# Task brief:
Every record needs to come back as written, except for the pictures.

# Supplied entries:

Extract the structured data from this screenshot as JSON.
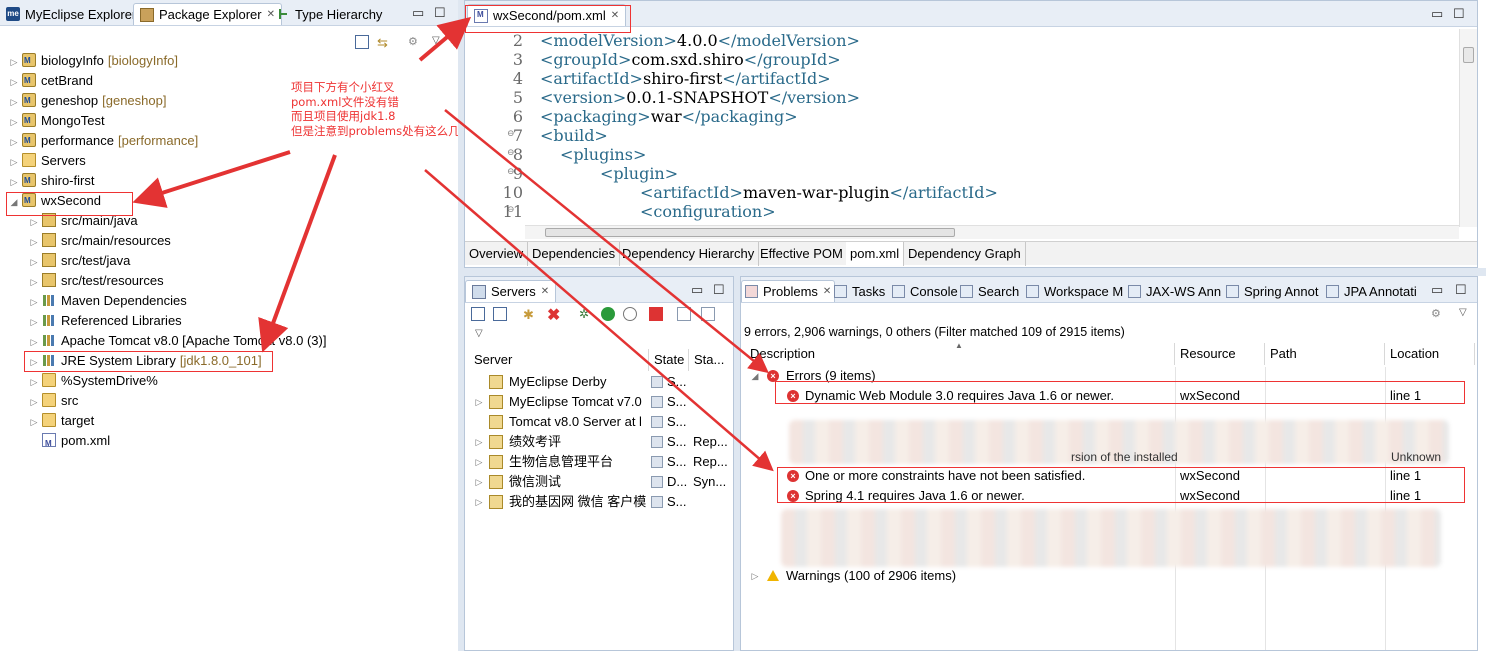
{
  "left_panel": {
    "tabs": [
      {
        "label": "MyEclipse Explorer"
      },
      {
        "label": "Package Explorer"
      },
      {
        "label": "Type Hierarchy"
      }
    ],
    "tree": [
      {
        "label": "biologyInfo",
        "deco": "[biologyInfo]",
        "icon": "maven-project-icon"
      },
      {
        "label": "cetBrand",
        "deco": "",
        "icon": "maven-project-icon"
      },
      {
        "label": "geneshop",
        "deco": "[geneshop]",
        "icon": "maven-project-icon"
      },
      {
        "label": "MongoTest",
        "deco": "",
        "icon": "project-icon"
      },
      {
        "label": "performance",
        "deco": "[performance]",
        "icon": "maven-project-icon"
      },
      {
        "label": "Servers",
        "deco": "",
        "icon": "folder-icon"
      },
      {
        "label": "shiro-first",
        "deco": "",
        "icon": "maven-project-icon"
      },
      {
        "label": "wxSecond",
        "deco": "",
        "icon": "maven-project-icon"
      },
      {
        "label": "src/main/java",
        "deco": "",
        "icon": "source-folder-icon"
      },
      {
        "label": "src/main/resources",
        "deco": "",
        "icon": "source-folder-icon"
      },
      {
        "label": "src/test/java",
        "deco": "",
        "icon": "source-folder-icon"
      },
      {
        "label": "src/test/resources",
        "deco": "",
        "icon": "source-folder-icon"
      },
      {
        "label": "Maven Dependencies",
        "deco": "",
        "icon": "library-icon"
      },
      {
        "label": "Referenced Libraries",
        "deco": "",
        "icon": "library-icon"
      },
      {
        "label": "Apache Tomcat v8.0 [Apache Tomcat v8.0 (3)]",
        "deco": "",
        "icon": "library-icon"
      },
      {
        "label": "JRE System Library",
        "deco": "[jdk1.8.0_101]",
        "icon": "library-icon"
      },
      {
        "label": "%SystemDrive%",
        "deco": "",
        "icon": "folder-icon"
      },
      {
        "label": "src",
        "deco": "",
        "icon": "folder-icon"
      },
      {
        "label": "target",
        "deco": "",
        "icon": "folder-icon"
      },
      {
        "label": "pom.xml",
        "deco": "",
        "icon": "xml-file-icon"
      }
    ]
  },
  "annotation": [
    "项目下方有个小红叉",
    "pom.xml文件没有错",
    "而且项目使用jdk1.8",
    "但是注意到problems处有这么几个问题"
  ],
  "editor": {
    "tab_label": "wxSecond/pom.xml",
    "lines": [
      {
        "n": "2",
        "tag_open": "<modelVersion>",
        "text": "4.0.0",
        "tag_close": "</modelVersion>"
      },
      {
        "n": "3",
        "tag_open": "<groupId>",
        "text": "com.sxd.shiro",
        "tag_close": "</groupId>"
      },
      {
        "n": "4",
        "tag_open": "<artifactId>",
        "text": "shiro-first",
        "tag_close": "</artifactId>"
      },
      {
        "n": "5",
        "tag_open": "<version>",
        "text": "0.0.1-SNAPSHOT",
        "tag_close": "</version>"
      },
      {
        "n": "6",
        "tag_open": "<packaging>",
        "text": "war",
        "tag_close": "</packaging>"
      },
      {
        "n": "7",
        "tag_open": "<build>",
        "text": "",
        "tag_close": ""
      },
      {
        "n": "8",
        "tag_open": "<plugins>",
        "text": "",
        "tag_close": ""
      },
      {
        "n": "9",
        "tag_open": "<plugin>",
        "text": "",
        "tag_close": ""
      },
      {
        "n": "10",
        "tag_open": "<artifactId>",
        "text": "maven-war-plugin",
        "tag_close": "</artifactId>"
      },
      {
        "n": "11",
        "tag_open": "<configuration>",
        "text": "",
        "tag_close": ""
      }
    ],
    "bottom_tabs": [
      "Overview",
      "Dependencies",
      "Dependency Hierarchy",
      "Effective POM",
      "pom.xml",
      "Dependency Graph"
    ]
  },
  "servers_panel": {
    "tab_label": "Servers",
    "columns": [
      "Server",
      "State",
      "Sta..."
    ],
    "rows": [
      {
        "name": "MyEclipse Derby",
        "state": "S...",
        "status": ""
      },
      {
        "name": "MyEclipse Tomcat v7.0",
        "state": "S...",
        "status": ""
      },
      {
        "name": "Tomcat v8.0 Server at l",
        "state": "S...",
        "status": ""
      },
      {
        "name": "绩效考评",
        "state": "S...",
        "status": "Rep..."
      },
      {
        "name": "生物信息管理平台",
        "state": "S...",
        "status": "Rep..."
      },
      {
        "name": "微信测试",
        "state": "D...",
        "status": "Syn..."
      },
      {
        "name": "我的基因网  微信 客户模",
        "state": "S...",
        "status": ""
      }
    ]
  },
  "problems_panel": {
    "tabs": [
      "Problems",
      "Tasks",
      "Console",
      "Search",
      "Workspace M",
      "JAX-WS Ann",
      "Spring Annot",
      "JPA Annotati"
    ],
    "summary": "9 errors, 2,906 warnings, 0 others (Filter matched 109 of 2915 items)",
    "columns": [
      "Description",
      "Resource",
      "Path",
      "Location"
    ],
    "errors_group": "Errors (9 items)",
    "errors": [
      {
        "desc": "Dynamic Web Module 3.0 requires Java 1.6 or newer.",
        "resource": "wxSecond",
        "path": "",
        "location": "line 1"
      },
      {
        "desc": "One or more constraints have not been satisfied.",
        "resource": "wxSecond",
        "path": "",
        "location": "line 1"
      },
      {
        "desc": "Spring 4.1 requires Java 1.6 or newer.",
        "resource": "wxSecond",
        "path": "",
        "location": "line 1"
      }
    ],
    "partial_text": "rsion of the installed",
    "partial_loc": "Unknown",
    "warnings_group": "Warnings (100 of 2906 items)"
  },
  "colors": {
    "accent": "#e33333",
    "tag": "#2a6a8a"
  }
}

# Output of the task:
Extract the structured data from this screenshot as JSON.
{
  "left_panel": {
    "tabs": [
      {
        "label": "MyEclipse Explorer"
      },
      {
        "label": "Package Explorer"
      },
      {
        "label": "Type Hierarchy"
      }
    ],
    "tree": [
      {
        "label": "biologyInfo",
        "deco": "[biologyInfo]",
        "icon": "maven-project-icon"
      },
      {
        "label": "cetBrand",
        "deco": "",
        "icon": "maven-project-icon"
      },
      {
        "label": "geneshop",
        "deco": "[geneshop]",
        "icon": "maven-project-icon"
      },
      {
        "label": "MongoTest",
        "deco": "",
        "icon": "project-icon"
      },
      {
        "label": "performance",
        "deco": "[performance]",
        "icon": "maven-project-icon"
      },
      {
        "label": "Servers",
        "deco": "",
        "icon": "folder-icon"
      },
      {
        "label": "shiro-first",
        "deco": "",
        "icon": "maven-project-icon"
      },
      {
        "label": "wxSecond",
        "deco": "",
        "icon": "maven-project-icon"
      },
      {
        "label": "src/main/java",
        "deco": "",
        "icon": "source-folder-icon"
      },
      {
        "label": "src/main/resources",
        "deco": "",
        "icon": "source-folder-icon"
      },
      {
        "label": "src/test/java",
        "deco": "",
        "icon": "source-folder-icon"
      },
      {
        "label": "src/test/resources",
        "deco": "",
        "icon": "source-folder-icon"
      },
      {
        "label": "Maven Dependencies",
        "deco": "",
        "icon": "library-icon"
      },
      {
        "label": "Referenced Libraries",
        "deco": "",
        "icon": "library-icon"
      },
      {
        "label": "Apache Tomcat v8.0 [Apache Tomcat v8.0 (3)]",
        "deco": "",
        "icon": "library-icon"
      },
      {
        "label": "JRE System Library",
        "deco": "[jdk1.8.0_101]",
        "icon": "library-icon"
      },
      {
        "label": "%SystemDrive%",
        "deco": "",
        "icon": "folder-icon"
      },
      {
        "label": "src",
        "deco": "",
        "icon": "folder-icon"
      },
      {
        "label": "target",
        "deco": "",
        "icon": "folder-icon"
      },
      {
        "label": "pom.xml",
        "deco": "",
        "icon": "xml-file-icon"
      }
    ]
  },
  "annotation": [
    "项目下方有个小红叉",
    "pom.xml文件没有错",
    "而且项目使用jdk1.8",
    "但是注意到problems处有这么几个问题"
  ],
  "editor": {
    "tab_label": "wxSecond/pom.xml",
    "lines": [
      {
        "n": "2",
        "tag_open": "<modelVersion>",
        "text": "4.0.0",
        "tag_close": "</modelVersion>"
      },
      {
        "n": "3",
        "tag_open": "<groupId>",
        "text": "com.sxd.shiro",
        "tag_close": "</groupId>"
      },
      {
        "n": "4",
        "tag_open": "<artifactId>",
        "text": "shiro-first",
        "tag_close": "</artifactId>"
      },
      {
        "n": "5",
        "tag_open": "<version>",
        "text": "0.0.1-SNAPSHOT",
        "tag_close": "</version>"
      },
      {
        "n": "6",
        "tag_open": "<packaging>",
        "text": "war",
        "tag_close": "</packaging>"
      },
      {
        "n": "7",
        "tag_open": "<build>",
        "text": "",
        "tag_close": ""
      },
      {
        "n": "8",
        "tag_open": "<plugins>",
        "text": "",
        "tag_close": ""
      },
      {
        "n": "9",
        "tag_open": "<plugin>",
        "text": "",
        "tag_close": ""
      },
      {
        "n": "10",
        "tag_open": "<artifactId>",
        "text": "maven-war-plugin",
        "tag_close": "</artifactId>"
      },
      {
        "n": "11",
        "tag_open": "<configuration>",
        "text": "",
        "tag_close": ""
      }
    ],
    "bottom_tabs": [
      "Overview",
      "Dependencies",
      "Dependency Hierarchy",
      "Effective POM",
      "pom.xml",
      "Dependency Graph"
    ]
  },
  "servers_panel": {
    "tab_label": "Servers",
    "columns": [
      "Server",
      "State",
      "Sta..."
    ],
    "rows": [
      {
        "name": "MyEclipse Derby",
        "state": "S...",
        "status": ""
      },
      {
        "name": "MyEclipse Tomcat v7.0",
        "state": "S...",
        "status": ""
      },
      {
        "name": "Tomcat v8.0 Server at l",
        "state": "S...",
        "status": ""
      },
      {
        "name": "绩效考评",
        "state": "S...",
        "status": "Rep..."
      },
      {
        "name": "生物信息管理平台",
        "state": "S...",
        "status": "Rep..."
      },
      {
        "name": "微信测试",
        "state": "D...",
        "status": "Syn..."
      },
      {
        "name": "我的基因网  微信 客户模",
        "state": "S...",
        "status": ""
      }
    ]
  },
  "problems_panel": {
    "tabs": [
      "Problems",
      "Tasks",
      "Console",
      "Search",
      "Workspace M",
      "JAX-WS Ann",
      "Spring Annot",
      "JPA Annotati"
    ],
    "summary": "9 errors, 2,906 warnings, 0 others (Filter matched 109 of 2915 items)",
    "columns": [
      "Description",
      "Resource",
      "Path",
      "Location"
    ],
    "errors_group": "Errors (9 items)",
    "errors": [
      {
        "desc": "Dynamic Web Module 3.0 requires Java 1.6 or newer.",
        "resource": "wxSecond",
        "path": "",
        "location": "line 1"
      },
      {
        "desc": "One or more constraints have not been satisfied.",
        "resource": "wxSecond",
        "path": "",
        "location": "line 1"
      },
      {
        "desc": "Spring 4.1 requires Java 1.6 or newer.",
        "resource": "wxSecond",
        "path": "",
        "location": "line 1"
      }
    ],
    "partial_text": "rsion of the installed",
    "partial_loc": "Unknown",
    "warnings_group": "Warnings (100 of 2906 items)"
  },
  "colors": {
    "accent": "#e33333",
    "tag": "#2a6a8a"
  }
}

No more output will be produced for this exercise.